___ Material ___
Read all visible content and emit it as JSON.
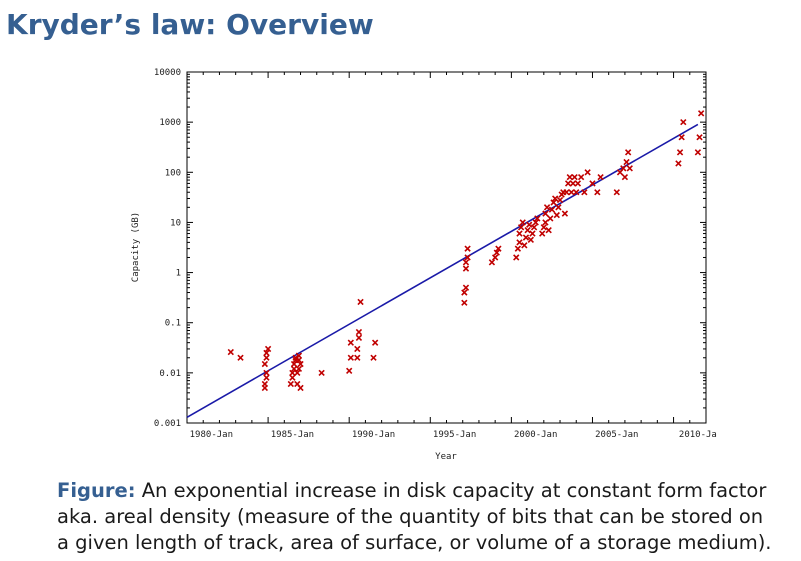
{
  "slide": {
    "title": "Kryder’s law: Overview"
  },
  "caption": {
    "label": "Figure:",
    "line1": "An exponential increase in disk capacity at constant form factor",
    "line2": "aka. areal density (measure of the quantity of bits that can be stored on",
    "line3": "a given length of track, area of surface, or volume of a storage medium)."
  },
  "colors": {
    "title": "#355f91",
    "points": "#c00000",
    "trend": "#1a1aa8"
  },
  "chart_data": {
    "type": "scatter",
    "title": "",
    "xlabel": "Year",
    "ylabel": "Capacity (GB)",
    "x_scale": "linear",
    "y_scale": "log",
    "xlim": [
      1978,
      2010
    ],
    "ylim": [
      0.001,
      10000
    ],
    "x_ticks": [
      1978,
      1983,
      1988,
      1993,
      1998,
      2003,
      2008,
      2013
    ],
    "x_tick_labels": [
      "1980-Jan",
      "1985-Jan",
      "1990-Jan",
      "1995-Jan",
      "2000-Jan",
      "2005-Jan",
      "2010-Ja"
    ],
    "y_ticks": [
      0.001,
      0.01,
      0.1,
      1,
      10,
      100,
      1000,
      10000
    ],
    "y_tick_labels": [
      "0.001",
      "0.01",
      "0.1",
      "1",
      "10",
      "100",
      "1000",
      "10000"
    ],
    "grid": false,
    "legend": "none",
    "series": [
      {
        "kind": "scatter",
        "points": [
          [
            1980.7,
            0.026
          ],
          [
            1981.3,
            0.02
          ],
          [
            1982.8,
            0.005
          ],
          [
            1982.8,
            0.006
          ],
          [
            1982.9,
            0.008
          ],
          [
            1982.9,
            0.01
          ],
          [
            1982.8,
            0.015
          ],
          [
            1982.9,
            0.02
          ],
          [
            1982.9,
            0.025
          ],
          [
            1983.0,
            0.03
          ],
          [
            1984.4,
            0.006
          ],
          [
            1984.5,
            0.008
          ],
          [
            1984.5,
            0.01
          ],
          [
            1984.6,
            0.012
          ],
          [
            1984.6,
            0.015
          ],
          [
            1984.7,
            0.018
          ],
          [
            1984.7,
            0.02
          ],
          [
            1984.8,
            0.006
          ],
          [
            1984.8,
            0.01
          ],
          [
            1984.9,
            0.012
          ],
          [
            1984.9,
            0.018
          ],
          [
            1984.9,
            0.022
          ],
          [
            1985.0,
            0.005
          ],
          [
            1985.0,
            0.015
          ],
          [
            1986.3,
            0.01
          ],
          [
            1988.0,
            0.011
          ],
          [
            1988.1,
            0.02
          ],
          [
            1988.1,
            0.04
          ],
          [
            1988.5,
            0.02
          ],
          [
            1988.5,
            0.03
          ],
          [
            1988.6,
            0.05
          ],
          [
            1988.6,
            0.065
          ],
          [
            1988.7,
            0.26
          ],
          [
            1989.5,
            0.02
          ],
          [
            1989.6,
            0.04
          ],
          [
            1995.1,
            0.25
          ],
          [
            1995.1,
            0.4
          ],
          [
            1995.2,
            0.5
          ],
          [
            1995.2,
            1.2
          ],
          [
            1995.2,
            1.6
          ],
          [
            1995.3,
            2.0
          ],
          [
            1995.3,
            3.0
          ],
          [
            1996.8,
            1.6
          ],
          [
            1997.0,
            2.0
          ],
          [
            1997.1,
            2.5
          ],
          [
            1997.2,
            3.0
          ],
          [
            1998.3,
            2.0
          ],
          [
            1998.4,
            3.0
          ],
          [
            1998.5,
            4.0
          ],
          [
            1998.5,
            6.0
          ],
          [
            1998.6,
            8.0
          ],
          [
            1998.7,
            10.0
          ],
          [
            1998.8,
            3.5
          ],
          [
            1998.9,
            5.0
          ],
          [
            1999.0,
            7.0
          ],
          [
            1999.1,
            9.0
          ],
          [
            1999.2,
            4.5
          ],
          [
            1999.3,
            6.0
          ],
          [
            1999.4,
            8.0
          ],
          [
            1999.5,
            10.0
          ],
          [
            1999.6,
            12.0
          ],
          [
            1999.9,
            6.0
          ],
          [
            2000.0,
            8.0
          ],
          [
            2000.1,
            10.0
          ],
          [
            2000.1,
            15.0
          ],
          [
            2000.2,
            20.0
          ],
          [
            2000.3,
            7.0
          ],
          [
            2000.4,
            12.0
          ],
          [
            2000.5,
            18.0
          ],
          [
            2000.6,
            25.0
          ],
          [
            2000.7,
            30.0
          ],
          [
            2000.8,
            14.0
          ],
          [
            2000.9,
            20.0
          ],
          [
            2001.0,
            28.0
          ],
          [
            2001.1,
            36.0
          ],
          [
            2001.2,
            40.0
          ],
          [
            2001.3,
            15.0
          ],
          [
            2001.4,
            40.0
          ],
          [
            2001.5,
            60.0
          ],
          [
            2001.6,
            80.0
          ],
          [
            2001.7,
            40.0
          ],
          [
            2001.8,
            60.0
          ],
          [
            2001.9,
            80.0
          ],
          [
            2002.0,
            40.0
          ],
          [
            2002.1,
            60.0
          ],
          [
            2002.3,
            80.0
          ],
          [
            2002.5,
            40.0
          ],
          [
            2002.7,
            100.0
          ],
          [
            2003.0,
            60.0
          ],
          [
            2003.3,
            40.0
          ],
          [
            2003.5,
            80.0
          ],
          [
            2004.5,
            40.0
          ],
          [
            2004.7,
            100.0
          ],
          [
            2004.9,
            120.0
          ],
          [
            2005.0,
            80.0
          ],
          [
            2005.1,
            160.0
          ],
          [
            2005.2,
            250.0
          ],
          [
            2005.3,
            120.0
          ],
          [
            2008.3,
            150.0
          ],
          [
            2008.4,
            250.0
          ],
          [
            2008.5,
            500.0
          ],
          [
            2008.6,
            1000.0
          ],
          [
            2009.5,
            250.0
          ],
          [
            2009.6,
            500.0
          ],
          [
            2009.7,
            1500.0
          ]
        ]
      },
      {
        "kind": "trendline",
        "x": [
          1978,
          2009.5
        ],
        "y": [
          0.0013,
          900
        ]
      }
    ]
  }
}
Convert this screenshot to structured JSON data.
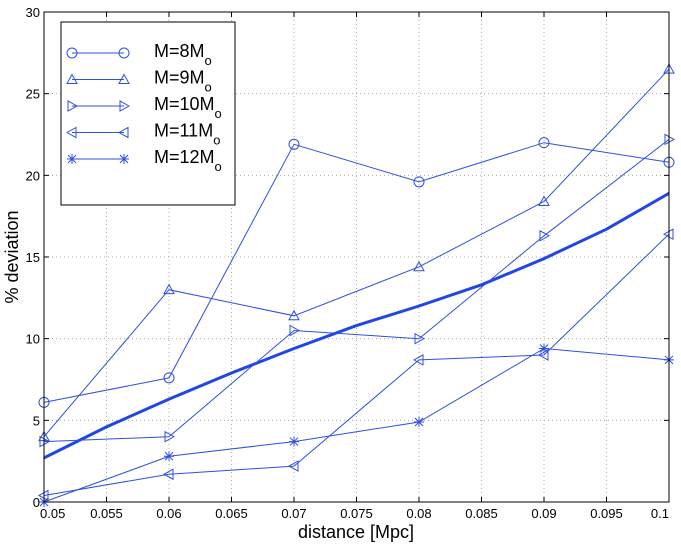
{
  "chart_data": {
    "type": "line",
    "xlabel": "distance [Mpc]",
    "ylabel": "% deviation",
    "xlim": [
      0.05,
      0.1
    ],
    "ylim": [
      0,
      30
    ],
    "xticks": [
      0.05,
      0.055,
      0.06,
      0.065,
      0.07,
      0.075,
      0.08,
      0.085,
      0.09,
      0.095,
      0.1
    ],
    "xtick_labels": [
      "0.05",
      "0.055",
      "0.06",
      "0.065",
      "0.07",
      "0.075",
      "0.08",
      "0.085",
      "0.09",
      "0.095",
      "0.1"
    ],
    "yticks": [
      0,
      5,
      10,
      15,
      20,
      25,
      30
    ],
    "ytick_labels": [
      "0",
      "5",
      "10",
      "15",
      "20",
      "25",
      "30"
    ],
    "grid": true,
    "legend_position": "top-left",
    "line_color": "#2f4fe0",
    "fit_color": "#2146e6",
    "series": [
      {
        "name": "M=8M",
        "sub": "o",
        "marker": "circle",
        "x": [
          0.05,
          0.06,
          0.07,
          0.08,
          0.09,
          0.1
        ],
        "y": [
          6.1,
          7.6,
          21.9,
          19.6,
          22.0,
          20.8
        ]
      },
      {
        "name": "M=9M",
        "sub": "o",
        "marker": "triangle-up",
        "x": [
          0.05,
          0.06,
          0.07,
          0.08,
          0.09,
          0.1
        ],
        "y": [
          4.0,
          13.0,
          11.4,
          14.4,
          18.4,
          26.5
        ]
      },
      {
        "name": "M=10M",
        "sub": "o",
        "marker": "triangle-right",
        "x": [
          0.05,
          0.06,
          0.07,
          0.08,
          0.09,
          0.1
        ],
        "y": [
          3.7,
          4.0,
          10.5,
          10.0,
          16.3,
          22.2
        ]
      },
      {
        "name": "M=11M",
        "sub": "o",
        "marker": "triangle-left",
        "x": [
          0.05,
          0.06,
          0.07,
          0.08,
          0.09,
          0.1
        ],
        "y": [
          0.4,
          1.7,
          2.2,
          8.7,
          9.0,
          16.4
        ]
      },
      {
        "name": "M=12M",
        "sub": "o",
        "marker": "star",
        "x": [
          0.05,
          0.06,
          0.07,
          0.08,
          0.09,
          0.1
        ],
        "y": [
          0.0,
          2.8,
          3.7,
          4.9,
          9.4,
          8.7
        ]
      }
    ],
    "fit_curve": {
      "x": [
        0.05,
        0.055,
        0.06,
        0.065,
        0.07,
        0.075,
        0.08,
        0.085,
        0.09,
        0.095,
        0.1
      ],
      "y": [
        2.7,
        4.6,
        6.3,
        7.9,
        9.4,
        10.8,
        12.0,
        13.3,
        14.9,
        16.7,
        18.9
      ]
    }
  }
}
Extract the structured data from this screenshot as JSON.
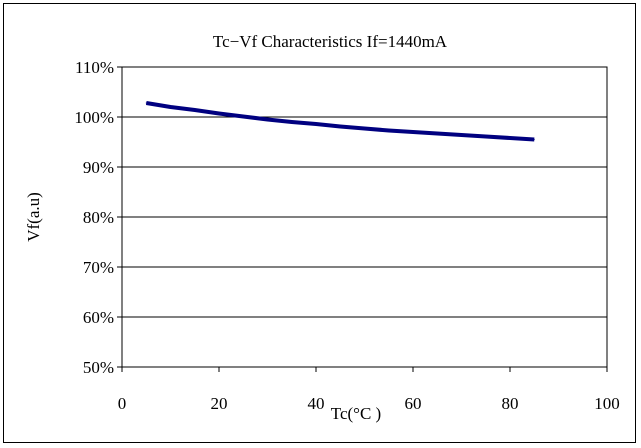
{
  "chart_data": {
    "type": "line",
    "title": "Tc−Vf  Characteristics     If=1440mA",
    "xlabel": "Tc(°C )",
    "ylabel": "Vf(a.u)",
    "xlim": [
      0,
      100
    ],
    "ylim": [
      50,
      110
    ],
    "x_ticks": [
      "0",
      "20",
      "40",
      "60",
      "80",
      "100"
    ],
    "y_ticks": [
      "110%",
      "100%",
      "90%",
      "80%",
      "70%",
      "60%",
      "50%"
    ],
    "grid": "horizontal",
    "legend": "none",
    "colors": {
      "series": "#000080",
      "grid": "#000000",
      "frame": "#000000"
    },
    "series": [
      {
        "x": [
          5,
          10,
          15,
          20,
          25,
          30,
          35,
          40,
          45,
          50,
          55,
          60,
          65,
          70,
          75,
          80,
          85
        ],
        "y": [
          102.8,
          102.0,
          101.4,
          100.7,
          100.1,
          99.5,
          99.0,
          98.6,
          98.1,
          97.7,
          97.3,
          97.0,
          96.7,
          96.4,
          96.1,
          95.8,
          95.5
        ]
      }
    ]
  }
}
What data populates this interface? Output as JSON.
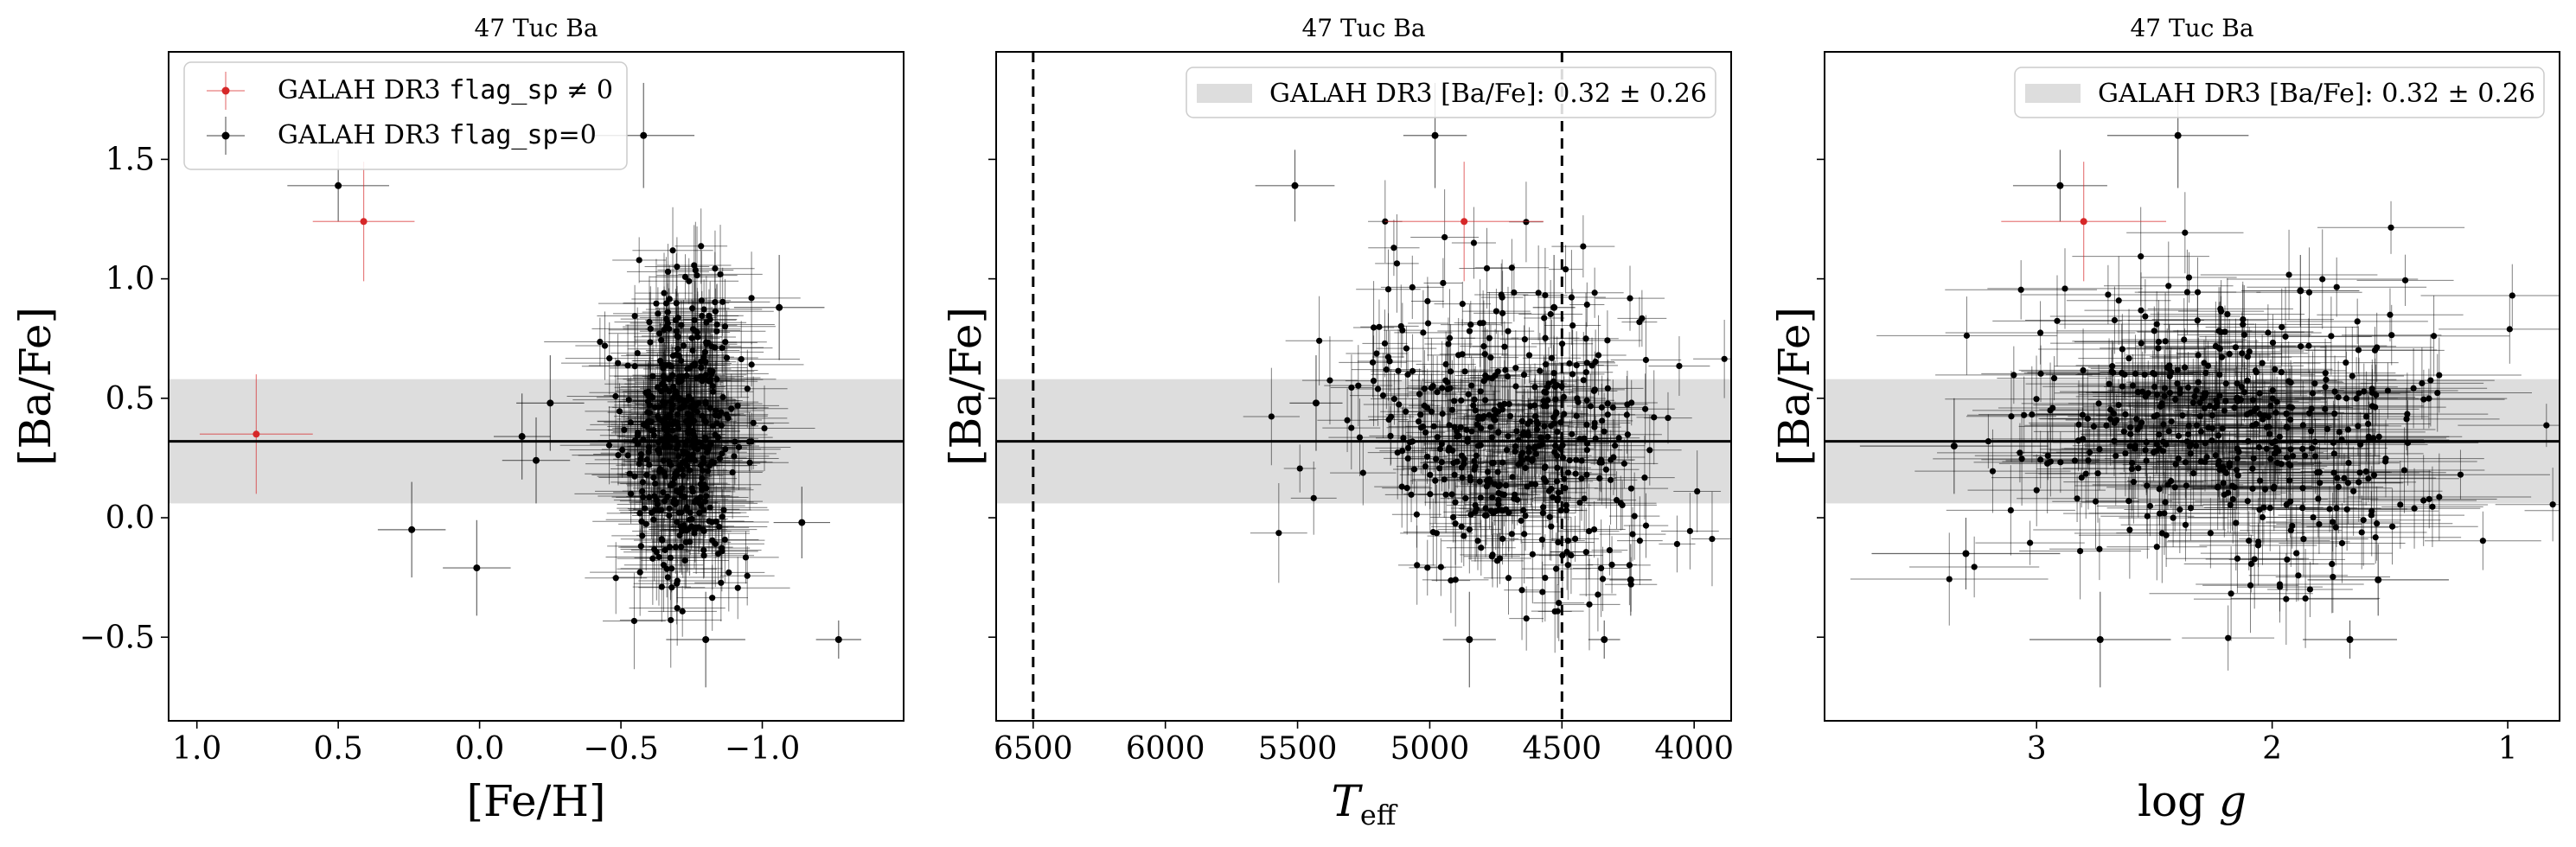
{
  "figure": {
    "colors": {
      "flagged": "#d62728",
      "unflagged": "#000000",
      "band": "#dddddd",
      "axes": "#000000"
    }
  },
  "legend_main": {
    "flag_nonzero": {
      "prefix": "GALAH DR3 ",
      "code": "flag_sp",
      "suffix": " ≠ 0"
    },
    "flag_zero": {
      "prefix": "GALAH DR3 ",
      "code": "flag_sp",
      "suffix": "=0"
    }
  },
  "chart_data": [
    {
      "type": "scatter",
      "title": "47 Tuc Ba",
      "xlabel": "[Fe/H]",
      "ylabel": "[Ba/Fe]",
      "xlim": [
        1.1,
        -1.5
      ],
      "ylim": [
        -0.85,
        1.95
      ],
      "xticks": [
        1.0,
        0.5,
        0.0,
        -0.5,
        -1.0
      ],
      "xtick_labels": [
        "1.0",
        "0.5",
        "0.0",
        "−0.5",
        "−1.0"
      ],
      "yticks": [
        -0.5,
        0.0,
        0.5,
        1.0,
        1.5
      ],
      "ytick_labels": [
        "−0.5",
        "0.0",
        "0.5",
        "1.0",
        "1.5"
      ],
      "show_yticklabels": true,
      "band": {
        "center": 0.32,
        "sigma": 0.26
      },
      "vlines": [],
      "legend_position": "upper-left",
      "legend_type": "flags",
      "cluster": {
        "x_center": -0.72,
        "x_spread": 0.1,
        "y_center": 0.35,
        "y_spread": 0.3,
        "n": 480,
        "xerr": 0.15,
        "yerr": 0.15
      },
      "flagged_points": [
        {
          "x": 0.79,
          "y": 0.35,
          "xerr": 0.2,
          "yerr": 0.25
        },
        {
          "x": 0.41,
          "y": 1.24,
          "xerr": 0.18,
          "yerr": 0.25
        }
      ],
      "outliers": [
        {
          "x": 0.5,
          "y": 1.39,
          "xerr": 0.18,
          "yerr": 0.15
        },
        {
          "x": -0.58,
          "y": 1.6,
          "xerr": 0.18,
          "yerr": 0.22
        },
        {
          "x": 0.24,
          "y": -0.05,
          "xerr": 0.12,
          "yerr": 0.2
        },
        {
          "x": 0.01,
          "y": -0.21,
          "xerr": 0.12,
          "yerr": 0.2
        },
        {
          "x": -0.8,
          "y": -0.51,
          "xerr": 0.14,
          "yerr": 0.2
        },
        {
          "x": -1.27,
          "y": -0.51,
          "xerr": 0.08,
          "yerr": 0.08
        },
        {
          "x": -1.06,
          "y": 0.88,
          "xerr": 0.16,
          "yerr": 0.22
        },
        {
          "x": -1.14,
          "y": -0.02,
          "xerr": 0.1,
          "yerr": 0.15
        },
        {
          "x": -0.25,
          "y": 0.48,
          "xerr": 0.12,
          "yerr": 0.2
        },
        {
          "x": -0.15,
          "y": 0.34,
          "xerr": 0.1,
          "yerr": 0.18
        },
        {
          "x": -0.2,
          "y": 0.24,
          "xerr": 0.12,
          "yerr": 0.18
        }
      ]
    },
    {
      "type": "scatter",
      "title": "47 Tuc Ba",
      "xlabel": "T_eff",
      "ylabel": "[Ba/Fe]",
      "xlim": [
        6640,
        3860
      ],
      "ylim": [
        -0.85,
        1.95
      ],
      "xticks": [
        6500,
        6000,
        5500,
        5000,
        4500,
        4000
      ],
      "xtick_labels": [
        "6500",
        "6000",
        "5500",
        "5000",
        "4500",
        "4000"
      ],
      "yticks": [
        -0.5,
        0.0,
        0.5,
        1.0,
        1.5
      ],
      "ytick_labels": [
        "−0.5",
        "0.0",
        "0.5",
        "1.0",
        "1.5"
      ],
      "show_yticklabels": false,
      "band": {
        "center": 0.32,
        "sigma": 0.26
      },
      "vlines": [
        6500,
        4500
      ],
      "legend_position": "upper-right",
      "legend_type": "band",
      "legend_text": "GALAH DR3 [Ba/Fe]: 0.32 ± 0.26",
      "cluster": {
        "x_center": 4700,
        "x_spread": 280,
        "y_center": 0.3,
        "y_spread": 0.3,
        "n": 480,
        "xerr": 100,
        "yerr": 0.15
      },
      "flagged_points": [
        {
          "x": 4870,
          "y": 1.24,
          "xerr": 300,
          "yerr": 0.25
        }
      ],
      "outliers": [
        {
          "x": 5510,
          "y": 1.39,
          "xerr": 150,
          "yerr": 0.15
        },
        {
          "x": 4980,
          "y": 1.6,
          "xerr": 120,
          "yerr": 0.22
        },
        {
          "x": 4850,
          "y": -0.51,
          "xerr": 100,
          "yerr": 0.2
        },
        {
          "x": 4340,
          "y": -0.51,
          "xerr": 60,
          "yerr": 0.08
        },
        {
          "x": 4530,
          "y": 0.88,
          "xerr": 80,
          "yerr": 0.22
        },
        {
          "x": 5430,
          "y": 0.48,
          "xerr": 100,
          "yerr": 0.2
        },
        {
          "x": 4240,
          "y": -0.26,
          "xerr": 80,
          "yerr": 0.15
        }
      ]
    },
    {
      "type": "scatter",
      "title": "47 Tuc Ba",
      "xlabel": "log g",
      "ylabel": "[Ba/Fe]",
      "xlim": [
        3.9,
        0.78
      ],
      "ylim": [
        -0.85,
        1.95
      ],
      "xticks": [
        3,
        2,
        1
      ],
      "xtick_labels": [
        "3",
        "2",
        "1"
      ],
      "yticks": [
        -0.5,
        0.0,
        0.5,
        1.0,
        1.5
      ],
      "ytick_labels": [
        "−0.5",
        "0.0",
        "0.5",
        "1.0",
        "1.5"
      ],
      "show_yticklabels": false,
      "band": {
        "center": 0.32,
        "sigma": 0.26
      },
      "vlines": [],
      "legend_position": "upper-right",
      "legend_type": "band",
      "legend_text": "GALAH DR3 [Ba/Fe]: 0.32 ± 0.26",
      "cluster": {
        "x_center": 2.2,
        "x_spread": 0.45,
        "y_center": 0.3,
        "y_spread": 0.28,
        "n": 480,
        "xerr": 0.3,
        "yerr": 0.15
      },
      "flagged_points": [
        {
          "x": 2.8,
          "y": 1.24,
          "xerr": 0.35,
          "yerr": 0.25
        }
      ],
      "outliers": [
        {
          "x": 2.9,
          "y": 1.39,
          "xerr": 0.2,
          "yerr": 0.15
        },
        {
          "x": 2.4,
          "y": 1.6,
          "xerr": 0.3,
          "yerr": 0.22
        },
        {
          "x": 2.73,
          "y": -0.51,
          "xerr": 0.3,
          "yerr": 0.2
        },
        {
          "x": 1.67,
          "y": -0.51,
          "xerr": 0.2,
          "yerr": 0.08
        },
        {
          "x": 1.88,
          "y": 0.95,
          "xerr": 0.25,
          "yerr": 0.15
        },
        {
          "x": 3.35,
          "y": 0.3,
          "xerr": 0.4,
          "yerr": 0.2
        },
        {
          "x": 3.3,
          "y": -0.15,
          "xerr": 0.4,
          "yerr": 0.15
        },
        {
          "x": 1.55,
          "y": -0.26,
          "xerr": 0.3,
          "yerr": 0.15
        }
      ]
    }
  ]
}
___
● What you will do:
Gather up the lines that contain the word "xlabel".

● Result for this task:
    "xlabel": "Year",
    "xlabel": "distance [Mpc]",
    "xlabel": "Tc(°C )",
      "xlabel": "[Fe/H]",
      "xlabel": "T_eff",
      "xlabel": "log g",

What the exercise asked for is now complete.